SUPPLIED TEXT:
My penis looks like a roll of pennies
Oh. Ok. I get the hint.
Like a roll of pennies where the paper got wet & then dried all wrinkly and weird...
So my roomate was sunbathing this morning on the porch with a sock covering his penis
Sounds like a really classy character....
He is classy. It was argyle.
I would do things to you that would get us burned at the stake if we lived in a puritan village.
Just think about it this way, every time you work Sunday, it's another $75 and that equals another hooker when we go to Amsterdam.
I'm leaving my hospital band on when we go drinking tonight. I'm aiming for pity sex.
I'll come out for a little. I can't be visibly hungover at work again or I get written up and fired. And yes, I am aware of how alcoholic that sounds.
He bought me a oreo ice cream cake with "thanks for not calling the cops!" written in icing. If that doesn't sum up winter break, I don't know what does.
That's the saddest description of touching yourself I've heard since someone said "I was just lazily rubbing my clitoris while eating Cheetos alone"
I don't know man, I have to ask my girlfriend if I can borrow my balls from her purse.
On the train at 650am after a night of clubbing and running away from a new zealander who was buying us beers but also licking windows
Ok so last thing I remember was hugging a cop while vomiting
Well I'm over here squandering a fabulous hair day and radiant complexion
In other news, I just threw up my burrito and am currently on all fours literally crawling back to my bed
My diet fell off the wagon when I began texting the pizza delivery guy my location on frat row.
Between his smile and monumental dick even the virgin mary woulda blown that man and I am far from the virgin. I didn't stand a chance.

INFORMATION GIVEN:
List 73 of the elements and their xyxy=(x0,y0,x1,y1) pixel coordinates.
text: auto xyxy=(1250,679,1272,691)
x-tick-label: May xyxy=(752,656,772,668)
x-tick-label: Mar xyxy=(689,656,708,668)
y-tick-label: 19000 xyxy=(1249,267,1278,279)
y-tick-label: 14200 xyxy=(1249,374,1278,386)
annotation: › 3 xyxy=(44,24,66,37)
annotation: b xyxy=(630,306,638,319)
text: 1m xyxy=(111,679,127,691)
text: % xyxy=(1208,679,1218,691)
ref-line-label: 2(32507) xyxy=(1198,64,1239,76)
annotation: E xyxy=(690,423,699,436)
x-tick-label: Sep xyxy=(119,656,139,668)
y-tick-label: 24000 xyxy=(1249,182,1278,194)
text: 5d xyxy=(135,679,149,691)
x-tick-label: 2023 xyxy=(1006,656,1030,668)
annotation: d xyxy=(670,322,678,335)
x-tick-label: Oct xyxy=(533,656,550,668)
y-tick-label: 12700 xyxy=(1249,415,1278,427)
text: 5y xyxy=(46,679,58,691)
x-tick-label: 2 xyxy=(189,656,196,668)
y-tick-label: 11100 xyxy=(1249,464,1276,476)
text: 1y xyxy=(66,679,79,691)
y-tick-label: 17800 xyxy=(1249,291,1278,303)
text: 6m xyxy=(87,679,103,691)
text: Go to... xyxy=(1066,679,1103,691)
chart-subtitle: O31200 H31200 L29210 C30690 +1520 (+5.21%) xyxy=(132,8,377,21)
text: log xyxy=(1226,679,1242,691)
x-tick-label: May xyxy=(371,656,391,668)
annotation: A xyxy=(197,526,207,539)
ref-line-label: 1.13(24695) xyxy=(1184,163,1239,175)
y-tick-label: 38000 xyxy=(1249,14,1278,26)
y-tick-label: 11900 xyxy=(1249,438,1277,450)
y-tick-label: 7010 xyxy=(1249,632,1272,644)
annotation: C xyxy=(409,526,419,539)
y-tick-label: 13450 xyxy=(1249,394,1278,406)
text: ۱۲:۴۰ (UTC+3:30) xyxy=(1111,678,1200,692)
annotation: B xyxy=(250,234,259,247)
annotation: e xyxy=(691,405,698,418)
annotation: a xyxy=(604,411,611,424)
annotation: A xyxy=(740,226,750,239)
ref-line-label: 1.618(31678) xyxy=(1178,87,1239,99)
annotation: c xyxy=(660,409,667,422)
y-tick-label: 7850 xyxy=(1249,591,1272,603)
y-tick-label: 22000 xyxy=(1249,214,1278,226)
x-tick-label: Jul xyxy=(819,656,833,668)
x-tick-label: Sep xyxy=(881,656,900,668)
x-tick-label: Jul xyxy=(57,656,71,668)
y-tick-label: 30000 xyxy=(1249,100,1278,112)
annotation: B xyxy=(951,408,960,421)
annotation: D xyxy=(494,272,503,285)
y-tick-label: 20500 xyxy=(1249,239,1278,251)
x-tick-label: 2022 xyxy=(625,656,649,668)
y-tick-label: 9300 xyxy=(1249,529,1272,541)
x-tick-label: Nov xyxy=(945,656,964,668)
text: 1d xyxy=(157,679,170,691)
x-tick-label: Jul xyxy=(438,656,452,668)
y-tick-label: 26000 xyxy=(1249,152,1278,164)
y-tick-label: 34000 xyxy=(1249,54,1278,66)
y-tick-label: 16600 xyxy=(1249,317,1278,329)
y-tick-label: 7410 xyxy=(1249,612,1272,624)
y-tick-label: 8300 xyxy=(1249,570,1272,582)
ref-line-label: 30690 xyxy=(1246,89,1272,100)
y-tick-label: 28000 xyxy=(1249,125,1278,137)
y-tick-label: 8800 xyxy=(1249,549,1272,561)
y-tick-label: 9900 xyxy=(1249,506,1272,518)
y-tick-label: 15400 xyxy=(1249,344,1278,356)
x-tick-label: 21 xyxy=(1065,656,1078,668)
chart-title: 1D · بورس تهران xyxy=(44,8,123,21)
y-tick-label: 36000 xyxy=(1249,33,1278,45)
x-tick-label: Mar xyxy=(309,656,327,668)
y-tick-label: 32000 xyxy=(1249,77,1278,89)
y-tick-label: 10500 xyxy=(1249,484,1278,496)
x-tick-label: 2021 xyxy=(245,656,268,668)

WORK TO COMPLETE:
**a.** According to the messages, what pattern was on the sock the roommate wore while sunbathing?
**b.** Edit the messages between "I'll come out" and "know what does.", inclusive, so that "winter break" becomes "spring break".
**c.** Translate this sentence from the messages into Spanish: "And yes, I am aware of how alcoholic that sounds."
Answer from the messages alone.

ANSWERS:
**a.** Argyle.

**b.**
I'll come out for a little. I can't be visibly hungover at work again or I get written up and fired. And yes, I am aware of how alcoholic that sounds.
He bought me a oreo ice cream cake with "thanks for not calling the cops!" written in icing. If that doesn't sum up spring break, I don't know what does.

**c.** Y sí, soy consciente de lo alcohólico que suena eso.